::: GIVEN RECORDS :::

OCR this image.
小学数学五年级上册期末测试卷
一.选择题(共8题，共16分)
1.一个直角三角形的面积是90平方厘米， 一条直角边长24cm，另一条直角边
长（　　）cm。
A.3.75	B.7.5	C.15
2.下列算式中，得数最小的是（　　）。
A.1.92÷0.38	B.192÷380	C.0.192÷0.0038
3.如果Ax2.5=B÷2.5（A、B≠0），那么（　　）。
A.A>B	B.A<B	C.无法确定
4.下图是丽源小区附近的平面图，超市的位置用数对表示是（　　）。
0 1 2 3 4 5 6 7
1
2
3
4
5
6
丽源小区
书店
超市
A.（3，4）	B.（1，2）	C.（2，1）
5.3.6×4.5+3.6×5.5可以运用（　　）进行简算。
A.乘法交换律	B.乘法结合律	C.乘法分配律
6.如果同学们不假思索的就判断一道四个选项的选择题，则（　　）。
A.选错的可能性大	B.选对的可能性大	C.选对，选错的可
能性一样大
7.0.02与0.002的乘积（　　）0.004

:::

» SHORT EXERCISE
Set all of the entries down again, exactly as they were given.

» FINAL ANSWER
OCR this image.
小学数学五年级上册期末测试卷
一.选择题(共8题，共16分)
1.一个直角三角形的面积是90平方厘米， 一条直角边长24cm，另一条直角边
长（　　）cm。
A.3.75	B.7.5	C.15
2.下列算式中，得数最小的是（　　）。
A.1.92÷0.38	B.192÷380	C.0.192÷0.0038
3.如果Ax2.5=B÷2.5（A、B≠0），那么（　　）。
A.A>B	B.A<B	C.无法确定
4.下图是丽源小区附近的平面图，超市的位置用数对表示是（　　）。
0 1 2 3 4 5 6 7
1
2
3
4
5
6
丽源小区
书店
超市
A.（3，4）	B.（1，2）	C.（2，1）
5.3.6×4.5+3.6×5.5可以运用（　　）进行简算。
A.乘法交换律	B.乘法结合律	C.乘法分配律
6.如果同学们不假思索的就判断一道四个选项的选择题，则（　　）。
A.选错的可能性大	B.选对的可能性大	C.选对，选错的可
能性一样大
7.0.02与0.002的乘积（　　）0.004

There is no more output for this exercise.